Categories: Stories

14 centres to be issuing passports by end of next month- Mnangagwa says

I elect to isolate and appreciate the aforesaid two constitutional provisions as siblings. We devolve State power in order to bring core services closer to citizens and communities, thus facilitating access, enabling participation and achieving inclusivity and fairness. Accessing rights and benefits promised by the country’s Constitution must not be allowed to be burden and a cost to the citizen. Our understanding of devolution thus encompasses resource allocation and bringing public goods and services, those promised by our Constitution especially, physically closer to people and communities by decentralising arms of the State.

I am the first one to admit that our performance in the delivery of birth certificates, identity cards, passports or other identity and travel documents to the citizenry has not always been satisfactory.

This chequered performance motivated me to place this vital public activity area under close scrutiny, including paying unscheduled visits to offices of the Registrar-General.

Time was when the situation was quite dire, with citizens stuck in long queues and often waiting for more than a year to get documents which our Constitution regard as a right. Especially affected were our citizens in remote rural communities and in the Diaspora. Government thus had to intervene decisively, and to think outside the box to bring this to an end. Lately, delivery has improved somewhat, even then with sporadic hiccups here and there, now and then, as was witnessed only a week ago.

The strident outcry which followed that temporary interruption of services last week again reminds us that indeed, identity and travel documents are a human right whose delivery to the citizen must never be delayed or delivered in a burdensome way.

Pursuant to our Constitution and the promise we made to our citizens, Government has taken several steps to ensure identity and travel documents are delivered efficiently and smoothly. Firstly, we have made the delivery of these key documents promised under Chapter 3 a key marker of our whole transition and thrust towards devolved governance as dictated by Chapter 14 of our Constitution. That is to say Government gauges its success in devolving power and decentralising services by how well it delivers on identity and travel documents. This makes both categories of these documents an important key result area (KRA) and performance indicator for my Administration.

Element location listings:
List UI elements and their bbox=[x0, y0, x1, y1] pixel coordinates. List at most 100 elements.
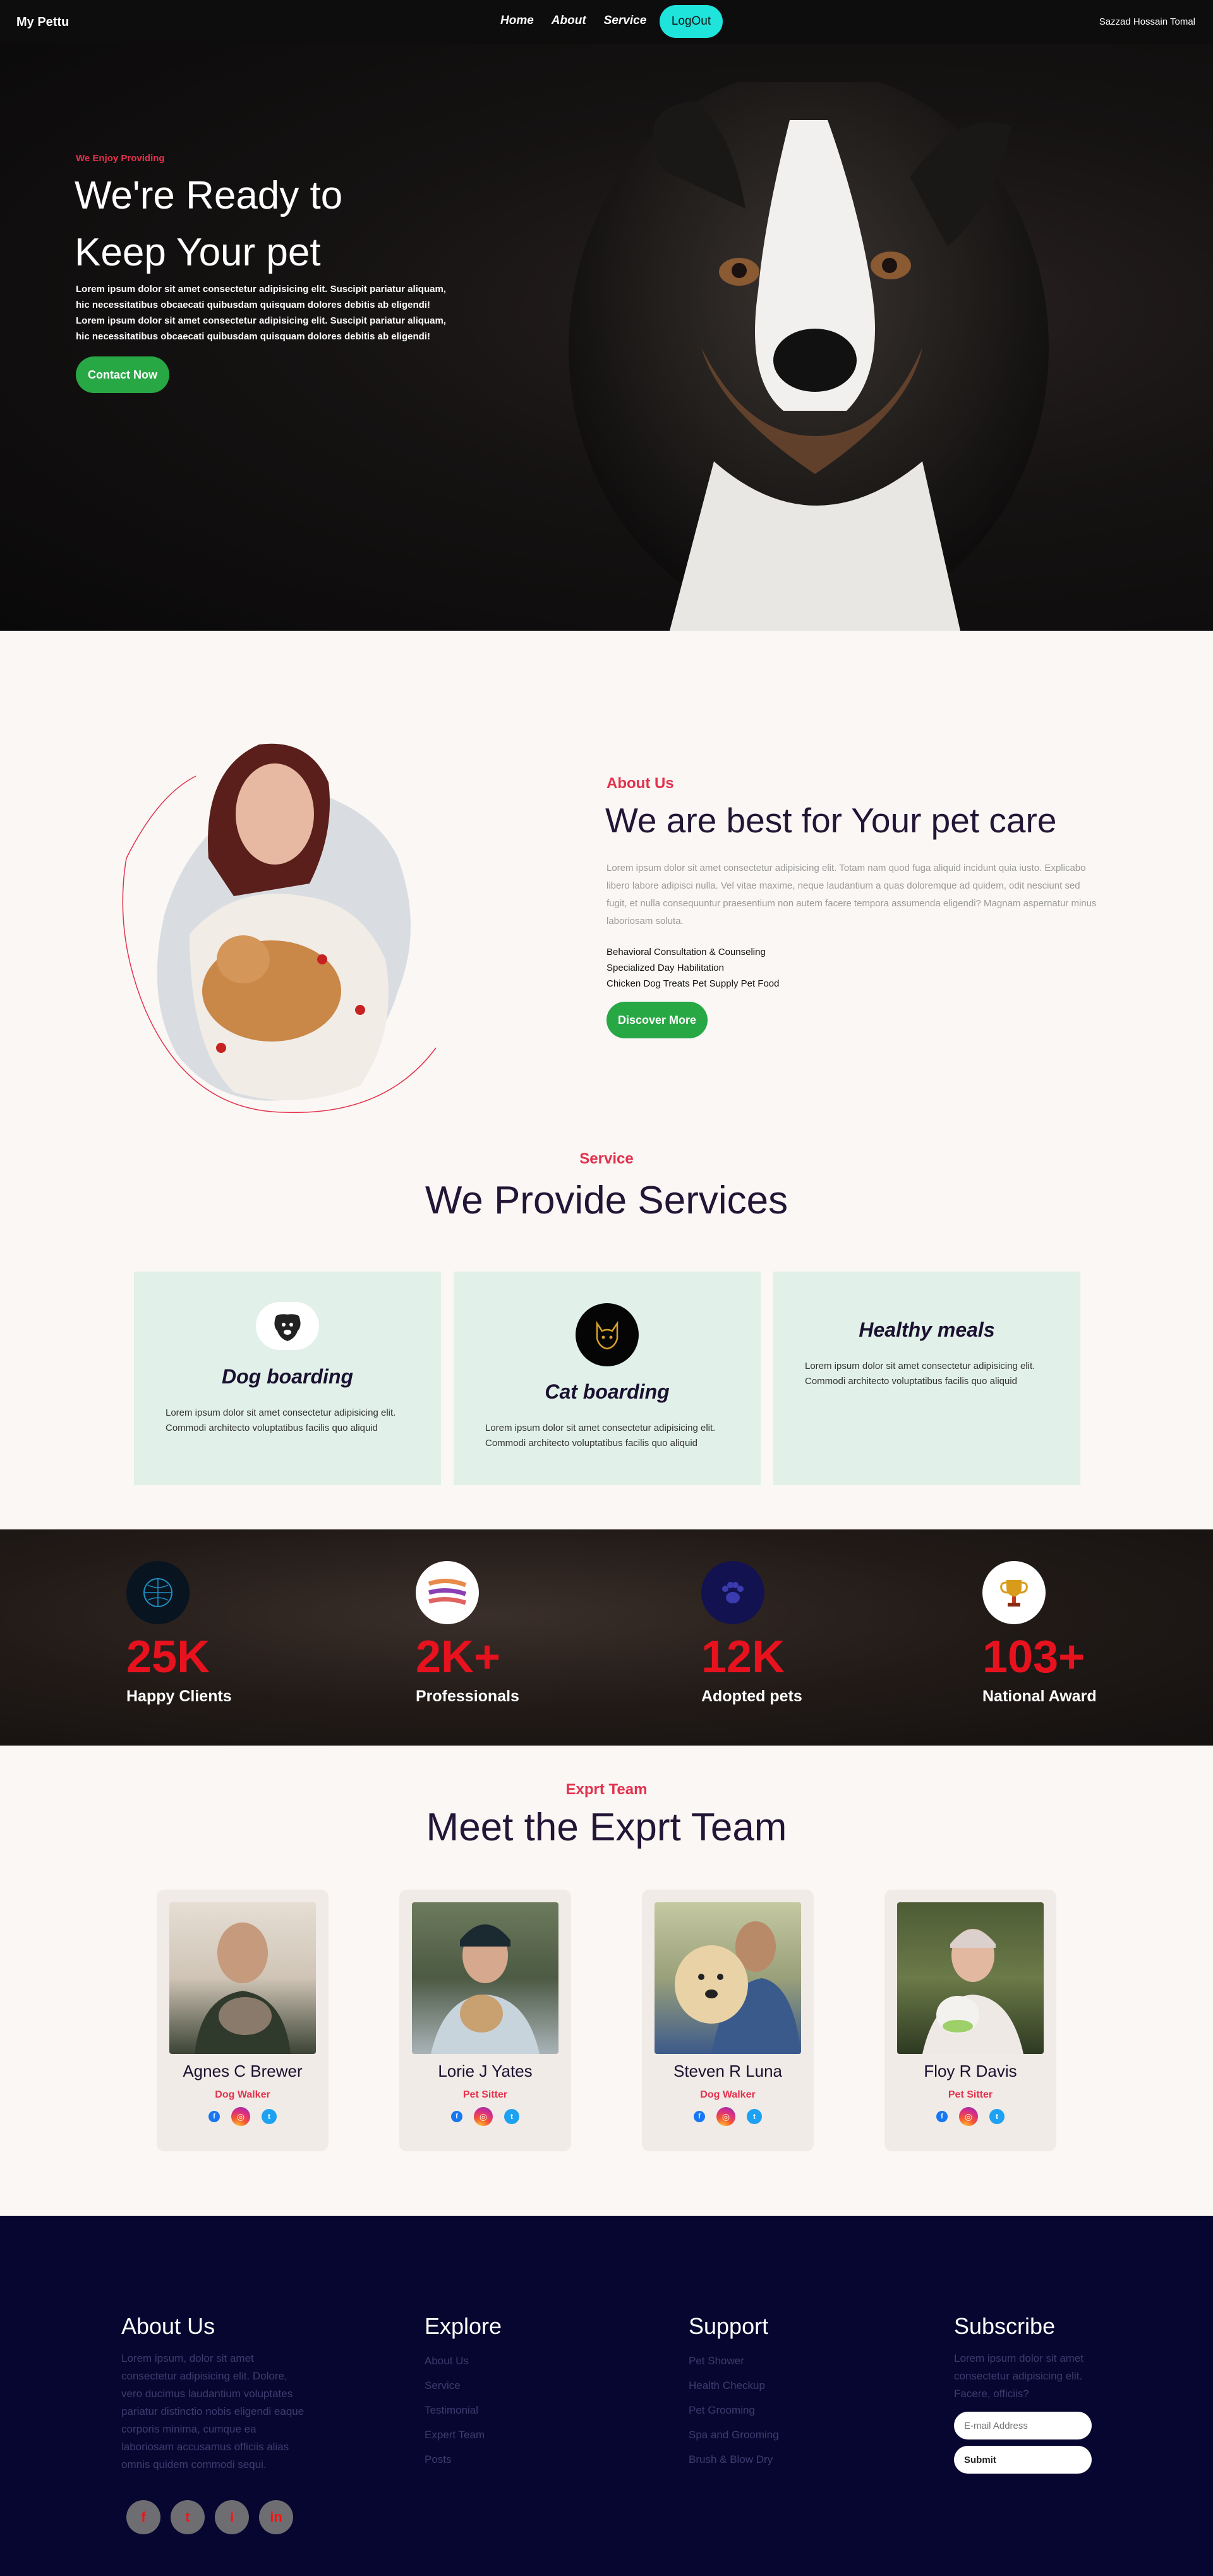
facebook-icon[interactable]: f bbox=[208, 2111, 220, 2122]
stat-professionals: 2K+ Professionals bbox=[416, 1561, 605, 1706]
about-title: We are best for Your pet care bbox=[605, 801, 1057, 840]
facebook-icon[interactable]: f bbox=[694, 2111, 705, 2122]
footer-explore-title: Explore bbox=[425, 2313, 502, 2339]
stats-section: 25K Happy Clients 2K+ Professionals 12K … bbox=[0, 1529, 1213, 1746]
hero-eyebrow: We Enjoy Providing bbox=[76, 153, 165, 164]
footer-link-brush-blow-dry[interactable]: Brush & Blow Dry bbox=[689, 2447, 779, 2472]
logout-button[interactable]: LogOut bbox=[660, 5, 723, 38]
footer-about-title: About Us bbox=[121, 2313, 215, 2339]
team-member-name: Steven R Luna bbox=[673, 2062, 782, 2081]
hero-description: Lorem ipsum dolor sit amet consectetur a… bbox=[76, 284, 446, 342]
footer-link-expert-team[interactable]: Expert Team bbox=[425, 2422, 502, 2447]
paw-icon bbox=[701, 1561, 764, 1624]
team-member-photo bbox=[169, 1902, 316, 2054]
team-member-name: Agnes C Brewer bbox=[183, 2062, 303, 2081]
contact-now-button[interactable]: Contact Now bbox=[76, 356, 169, 393]
facebook-icon[interactable]: f bbox=[126, 2500, 160, 2534]
footer-link-about-us[interactable]: About Us bbox=[425, 2348, 502, 2373]
footer-subscribe-column: Subscribe Lorem ipsum dolor sit amet con… bbox=[954, 2313, 1099, 2474]
stat-value: 25K bbox=[126, 1632, 210, 1682]
team-eyebrow: Exprt Team bbox=[565, 1781, 648, 1798]
team-card: Floy R Davis Pet Sitter f ◎ t bbox=[884, 1890, 1056, 2151]
hero-section: We Enjoy Providing We're Ready to Keep Yo… bbox=[0, 44, 1213, 631]
team-card: Agnes C Brewer Dog Walker f ◎ t bbox=[157, 1890, 329, 2151]
footer-link-pet-shower[interactable]: Pet Shower bbox=[689, 2348, 779, 2373]
discover-more-button[interactable]: Discover More bbox=[606, 1002, 708, 1038]
team-member-name: Lorie J Yates bbox=[438, 2062, 533, 2081]
nav-link-home[interactable]: Home bbox=[500, 14, 534, 28]
service-description: Lorem ipsum dolor sit amet consectetur a… bbox=[485, 1423, 716, 1449]
team-socials: f ◎ t bbox=[399, 2107, 571, 2126]
footer-link-pet-grooming[interactable]: Pet Grooming bbox=[689, 2398, 779, 2422]
about-woman-with-dog-image bbox=[122, 743, 437, 1114]
stat-happy-clients: 25K Happy Clients bbox=[126, 1561, 316, 1706]
about-feature-item: Specialized Day Habilitation bbox=[606, 963, 724, 973]
stat-label: Professionals bbox=[416, 1687, 519, 1705]
about-feature-item: Behavioral Consultation & Counseling bbox=[606, 947, 766, 957]
footer-about-text: Lorem ipsum, dolor sit amet consectetur … bbox=[121, 2352, 305, 2470]
nav-link-service[interactable]: Service bbox=[604, 14, 647, 28]
team-socials: f ◎ t bbox=[884, 2107, 1056, 2126]
footer-subscribe-title: Subscribe bbox=[954, 2313, 1056, 2339]
submit-button[interactable]: Submit bbox=[954, 2446, 1092, 2474]
trophy-icon bbox=[982, 1561, 1046, 1624]
team-member-role: Dog Walker bbox=[215, 2089, 270, 2100]
footer-subscribe-text: Lorem ipsum dolor sit amet consectetur a… bbox=[954, 2352, 1084, 2400]
team-member-role: Pet Sitter bbox=[948, 2089, 993, 2100]
footer-link-service[interactable]: Service bbox=[425, 2373, 502, 2398]
stat-label: National Award bbox=[982, 1687, 1097, 1705]
team-member-role: Dog Walker bbox=[700, 2089, 756, 2100]
stat-national-award: 103+ National Award bbox=[982, 1561, 1172, 1706]
dog-head-icon bbox=[256, 1302, 319, 1350]
service-title: Dog boarding bbox=[222, 1365, 353, 1388]
twitter-icon[interactable]: t bbox=[171, 2500, 205, 2534]
instagram-icon[interactable]: i bbox=[215, 2500, 249, 2534]
team-card: Lorie J Yates Pet Sitter f ◎ t bbox=[399, 1890, 571, 2151]
team-card: Steven R Luna Dog Walker f ◎ t bbox=[642, 1890, 814, 2151]
footer-link-spa-grooming[interactable]: Spa and Grooming bbox=[689, 2422, 779, 2447]
stat-value: 2K+ bbox=[416, 1632, 501, 1682]
facebook-icon[interactable]: f bbox=[451, 2111, 462, 2122]
user-name: Sazzad Hossain Tomal bbox=[1099, 16, 1195, 27]
service-card-cat-boarding[interactable]: Cat boarding Lorem ipsum dolor sit amet … bbox=[454, 1272, 761, 1485]
footer-link-testimonial[interactable]: Testimonial bbox=[425, 2398, 502, 2422]
brand-logo[interactable]: My Pettu bbox=[16, 15, 69, 30]
hero-title: We're Ready to Keep Your pet bbox=[75, 167, 342, 281]
hero-dog-image bbox=[569, 82, 1049, 631]
instagram-icon[interactable]: ◎ bbox=[231, 2107, 250, 2126]
footer-link-health-checkup[interactable]: Health Checkup bbox=[689, 2373, 779, 2398]
nav-link-about[interactable]: About bbox=[552, 14, 586, 28]
service-card-dog-boarding[interactable]: Dog boarding Lorem ipsum dolor sit amet … bbox=[134, 1272, 441, 1485]
facebook-icon[interactable]: f bbox=[936, 2111, 948, 2122]
service-card-healthy-meals[interactable]: Healthy meals Lorem ipsum dolor sit amet… bbox=[773, 1272, 1080, 1485]
stat-label: Adopted pets bbox=[701, 1687, 802, 1705]
footer-link-posts[interactable]: Posts bbox=[425, 2447, 502, 2472]
instagram-icon[interactable]: ◎ bbox=[474, 2107, 493, 2126]
team-socials: f ◎ t bbox=[642, 2107, 814, 2126]
hero-title-line1: We're Ready to bbox=[75, 174, 343, 217]
twitter-icon[interactable]: t bbox=[747, 2109, 762, 2124]
stat-value: 12K bbox=[701, 1632, 785, 1682]
twitter-icon[interactable]: t bbox=[989, 2109, 1005, 2124]
footer-about-column: About Us Lorem ipsum, dolor sit amet con… bbox=[121, 2313, 305, 2474]
instagram-icon[interactable]: ◎ bbox=[959, 2107, 978, 2126]
stat-label: Happy Clients bbox=[126, 1687, 232, 1705]
email-field[interactable] bbox=[954, 2412, 1092, 2439]
service-title: Cat boarding bbox=[545, 1380, 670, 1403]
cat-head-icon bbox=[576, 1303, 639, 1366]
team-title: Meet the Exprt Team bbox=[426, 1806, 787, 1849]
team-socials: f ◎ t bbox=[157, 2107, 329, 2126]
twitter-icon[interactable]: t bbox=[504, 2109, 519, 2124]
team-member-photo bbox=[412, 1902, 558, 2054]
twitter-icon[interactable]: t bbox=[262, 2109, 277, 2124]
linkedin-icon[interactable]: in bbox=[259, 2500, 293, 2534]
stat-value: 103+ bbox=[982, 1632, 1085, 1682]
hero-title-line2: Keep Your pet bbox=[75, 231, 321, 274]
footer-explore-column: Explore About Us Service Testimonial Exp… bbox=[425, 2313, 502, 2472]
footer-support-column: Support Pet Shower Health Checkup Pet Gr… bbox=[689, 2313, 779, 2472]
instagram-icon[interactable]: ◎ bbox=[716, 2107, 735, 2126]
about-eyebrow: About Us bbox=[606, 775, 674, 792]
team-member-role: Pet Sitter bbox=[462, 2089, 508, 2100]
service-description: Lorem ipsum dolor sit amet consectetur a… bbox=[166, 1407, 396, 1433]
team-member-name: Floy R Davis bbox=[924, 2062, 1017, 2081]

### Problems and tasks
1. In the entries, revise the part that opens with the line containing "facebook-icon[interactable]: f bbox=[208, 2111, 220, 2122]" and closes with the line containing "team-eyebrow: Exprt Team", changing every "team-member-name" to "staff-name" and leaving everything else untouched. Return only those lines.
2. Pick up the speech on delivering identity and travel documents right after its final sentence and carry it forward.

### Responses to the exercise
1.
facebook-icon[interactable]: f bbox=[208, 2111, 220, 2122]
stat-professionals: 2K+ Professionals bbox=[416, 1561, 605, 1706]
about-title: We are best for Your pet care bbox=[605, 801, 1057, 840]
facebook-icon[interactable]: f bbox=[694, 2111, 705, 2122]
footer-explore-title: Explore bbox=[425, 2313, 502, 2339]
stats-section: 25K Happy Clients 2K+ Professionals 12K … bbox=[0, 1529, 1213, 1746]
hero-eyebrow: We Enjoy Providing bbox=[76, 153, 165, 164]
footer-link-brush-blow-dry[interactable]: Brush & Blow Dry bbox=[689, 2447, 779, 2472]
logout-button[interactable]: LogOut bbox=[660, 5, 723, 38]
footer-about-title: About Us bbox=[121, 2313, 215, 2339]
staff-name: Steven R Luna bbox=[673, 2062, 782, 2081]
hero-description: Lorem ipsum dolor sit amet consectetur a… bbox=[76, 284, 446, 342]
footer-link-expert-team[interactable]: Expert Team bbox=[425, 2422, 502, 2447]
paw-icon bbox=[701, 1561, 764, 1624]
team-member-photo bbox=[169, 1902, 316, 2054]
staff-name: Agnes C Brewer bbox=[183, 2062, 303, 2081]
contact-now-button[interactable]: Contact Now bbox=[76, 356, 169, 393]
facebook-icon[interactable]: f bbox=[126, 2500, 160, 2534]
footer-link-about-us[interactable]: About Us bbox=[425, 2348, 502, 2373]
footer-subscribe-column: Subscribe Lorem ipsum dolor sit amet con… bbox=[954, 2313, 1099, 2474]
stat-value: 25K bbox=[126, 1632, 210, 1682]
team-eyebrow: Exprt Team bbox=[565, 1781, 648, 1798]

2.
On December 14, 2021, I launched the E-Passport in line with the worldwide drift towards biometric data-based identity and travel documents. Today Zimbabwe ranks among a few countries in Africa to issue E-Passports in line with the United Nations (UN) recommendations. This move was more than mere compliance with international standards; it was our strategy for migrating to a cheaper and faster technology of producing these vital documents so the citizen is better served. As I write, the turnaround time for an E-Passport is now down to a mere seven days, itself a vast improvement from the year-long agonising wait citizens were subjected to before getting a passport. We thus are now closer than ever before to realising citizen rights under Chapter 3 of our Constitution.

In my interaction with many rural communities, especially in those areas affected by disturbances which visited us in the early years of our Independence, it became very clear to me that many of our citizens did not have birth certificates, identity cards, let alone passports. Those affected felt they lived on the margins of citizenship, and rightly so.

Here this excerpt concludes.